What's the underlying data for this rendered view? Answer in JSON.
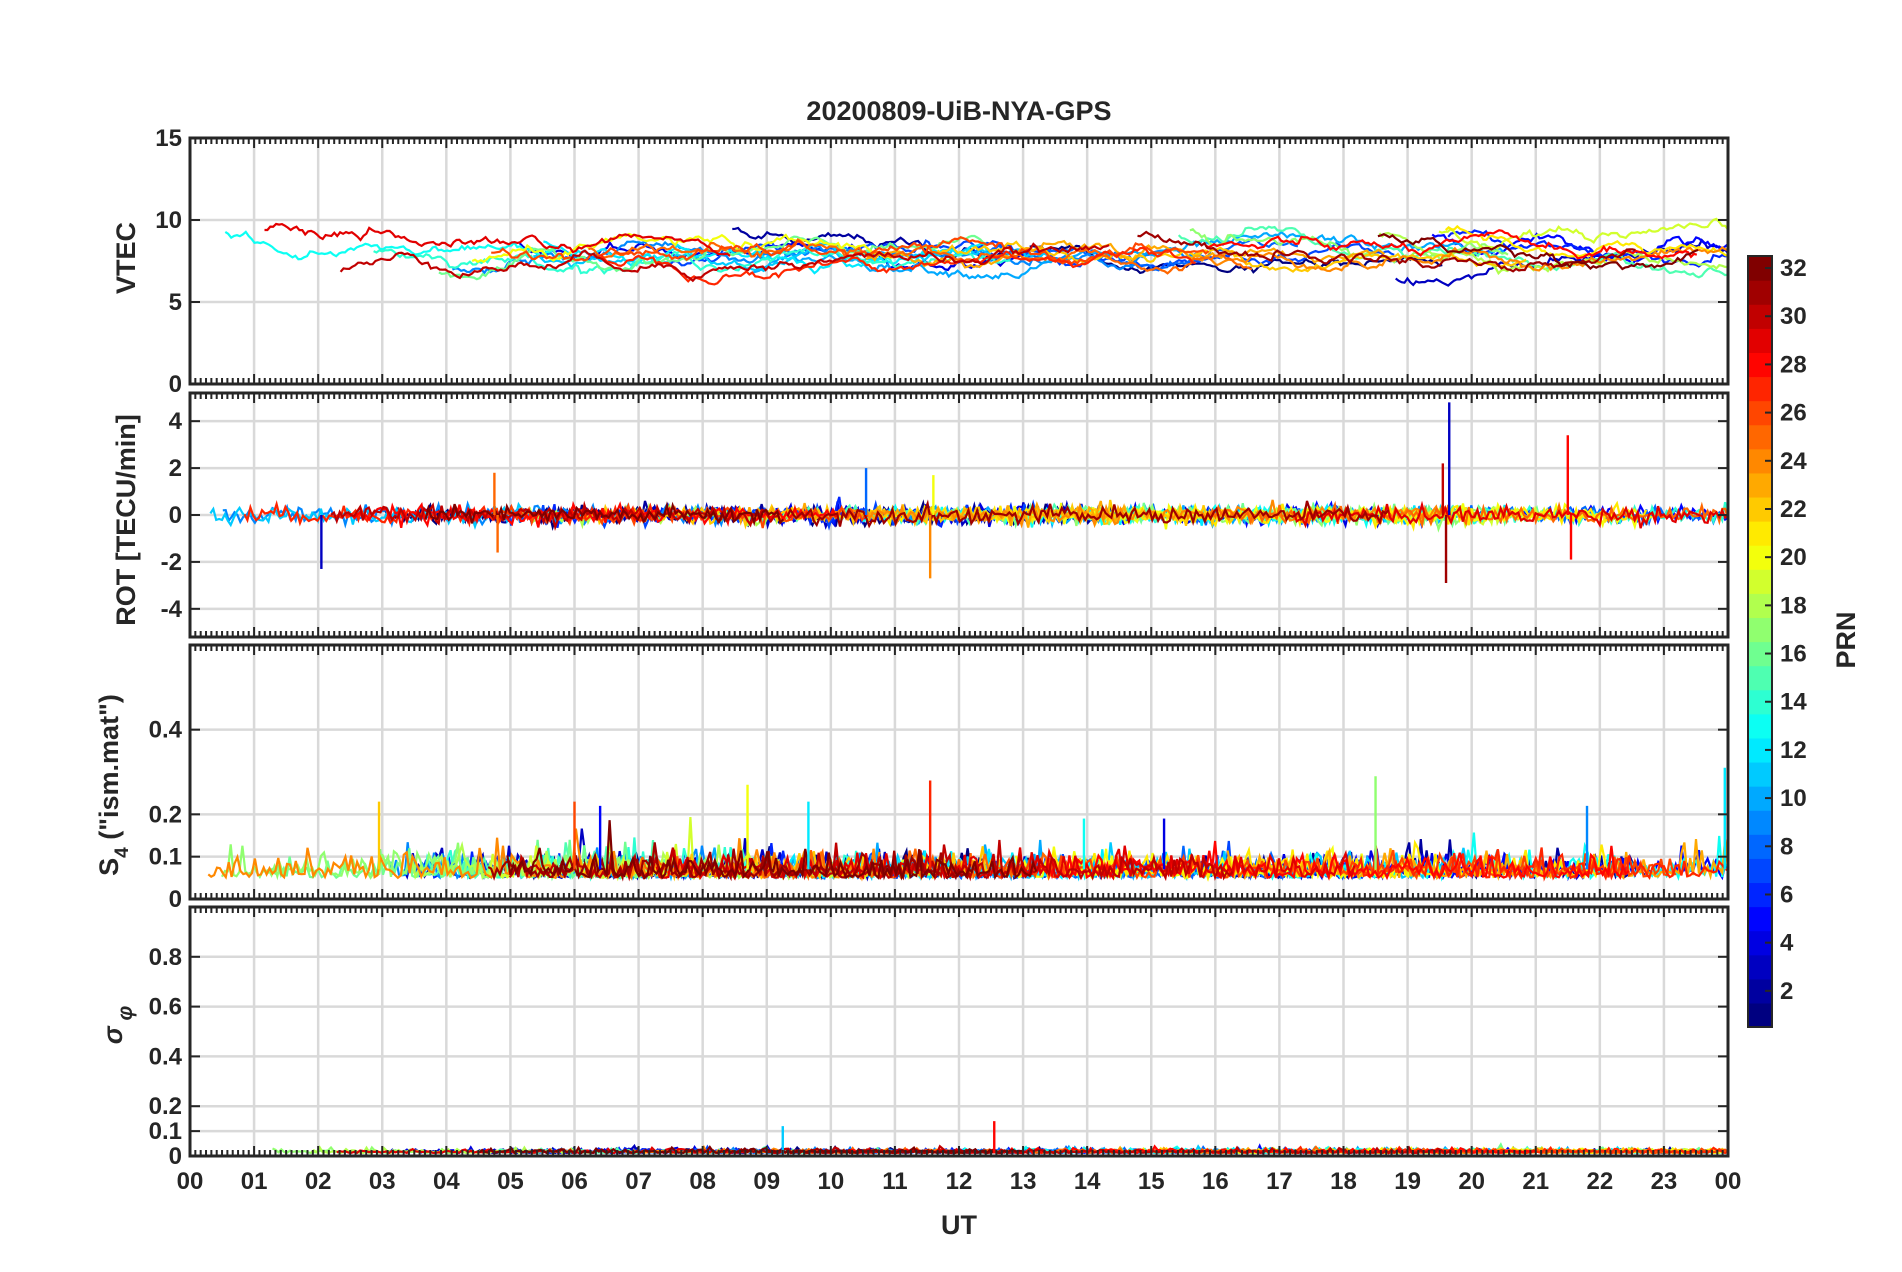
{
  "figure_title": "20200809-UiB-NYA-GPS",
  "colorbar": {
    "label": "PRN",
    "min": 1,
    "max": 32,
    "ticks": [
      2,
      4,
      6,
      8,
      10,
      12,
      14,
      16,
      18,
      20,
      22,
      24,
      26,
      28,
      30,
      32
    ],
    "tick_labels": [
      "2",
      "4",
      "6",
      "8",
      "10",
      "12",
      "14",
      "16",
      "18",
      "20",
      "22",
      "24",
      "26",
      "28",
      "30",
      "32"
    ],
    "colormap": "jet"
  },
  "chart_data": [
    {
      "type": "line",
      "id": "vtec",
      "title": "20200809-UiB-NYA-GPS",
      "ylabel": "VTEC",
      "xlabel": "",
      "xlim": [
        0,
        24
      ],
      "ylim": [
        0,
        15
      ],
      "yticks": [
        0,
        5,
        10,
        15
      ],
      "ytick_labels": [
        "0",
        "5",
        "10",
        "15"
      ],
      "grid": true,
      "baseline": 7.8,
      "series_note_count": 32
    },
    {
      "type": "line",
      "id": "rot",
      "ylabel": "ROT [TECU/min]",
      "xlabel": "",
      "xlim": [
        0,
        24
      ],
      "ylim": [
        -5.2,
        5.2
      ],
      "yticks": [
        -4,
        -2,
        0,
        2,
        4
      ],
      "ytick_labels": [
        "-4",
        "-2",
        "0",
        "2",
        "4"
      ],
      "grid": true,
      "spikes": [
        {
          "x": 2.05,
          "y": -2.3,
          "prn": 3
        },
        {
          "x": 4.75,
          "y": 1.8,
          "prn": 25
        },
        {
          "x": 4.8,
          "y": -1.6,
          "prn": 25
        },
        {
          "x": 10.55,
          "y": 2.0,
          "prn": 8
        },
        {
          "x": 11.55,
          "y": -2.7,
          "prn": 24
        },
        {
          "x": 11.6,
          "y": 1.7,
          "prn": 20
        },
        {
          "x": 19.55,
          "y": 2.2,
          "prn": 30
        },
        {
          "x": 19.6,
          "y": -2.9,
          "prn": 31
        },
        {
          "x": 19.65,
          "y": 4.8,
          "prn": 3
        },
        {
          "x": 21.5,
          "y": 3.4,
          "prn": 28
        },
        {
          "x": 21.55,
          "y": -1.9,
          "prn": 28
        }
      ]
    },
    {
      "type": "line",
      "id": "s4",
      "ylabel": "S4 (\"ism.mat\")",
      "xlabel": "",
      "xlim": [
        0,
        24
      ],
      "ylim": [
        0,
        0.6
      ],
      "yticks": [
        0,
        0.1,
        0.2,
        0.4
      ],
      "ytick_labels": [
        "0",
        "0.1",
        "0.2",
        "0.4"
      ],
      "grid": true,
      "spikes": [
        {
          "x": 2.95,
          "y": 0.23,
          "prn": 22
        },
        {
          "x": 6.0,
          "y": 0.23,
          "prn": 26
        },
        {
          "x": 6.4,
          "y": 0.22,
          "prn": 5
        },
        {
          "x": 8.7,
          "y": 0.27,
          "prn": 20
        },
        {
          "x": 9.65,
          "y": 0.23,
          "prn": 12
        },
        {
          "x": 11.55,
          "y": 0.28,
          "prn": 27
        },
        {
          "x": 13.95,
          "y": 0.19,
          "prn": 13
        },
        {
          "x": 15.2,
          "y": 0.19,
          "prn": 4
        },
        {
          "x": 18.5,
          "y": 0.29,
          "prn": 17
        },
        {
          "x": 21.8,
          "y": 0.22,
          "prn": 9
        },
        {
          "x": 23.95,
          "y": 0.31,
          "prn": 12
        }
      ]
    },
    {
      "type": "line",
      "id": "sigma_phi",
      "ylabel": "σφ",
      "xlabel": "UT",
      "xlim": [
        0,
        24
      ],
      "ylim": [
        0,
        1
      ],
      "yticks": [
        0,
        0.1,
        0.2,
        0.4,
        0.6,
        0.8
      ],
      "ytick_labels": [
        "0",
        "0.1",
        "0.2",
        "0.4",
        "0.6",
        "0.8"
      ],
      "xticks": [
        0,
        1,
        2,
        3,
        4,
        5,
        6,
        7,
        8,
        9,
        10,
        11,
        12,
        13,
        14,
        15,
        16,
        17,
        18,
        19,
        20,
        21,
        22,
        23,
        24
      ],
      "xtick_labels": [
        "00",
        "01",
        "02",
        "03",
        "04",
        "05",
        "06",
        "07",
        "08",
        "09",
        "10",
        "11",
        "12",
        "13",
        "14",
        "15",
        "16",
        "17",
        "18",
        "19",
        "20",
        "21",
        "22",
        "23",
        "00"
      ],
      "grid": true,
      "spikes": [
        {
          "x": 9.25,
          "y": 0.12,
          "prn": 11
        },
        {
          "x": 12.55,
          "y": 0.14,
          "prn": 28
        }
      ]
    }
  ]
}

---+---

Instruction
Find every line that has "ylabel" in it, then return those lines.

The completed task
      "ylabel": "VTEC",
      "ylabel": "ROT [TECU/min]",
      "ylabel": "S4 (\"ism.mat\")",
      "ylabel": "σφ",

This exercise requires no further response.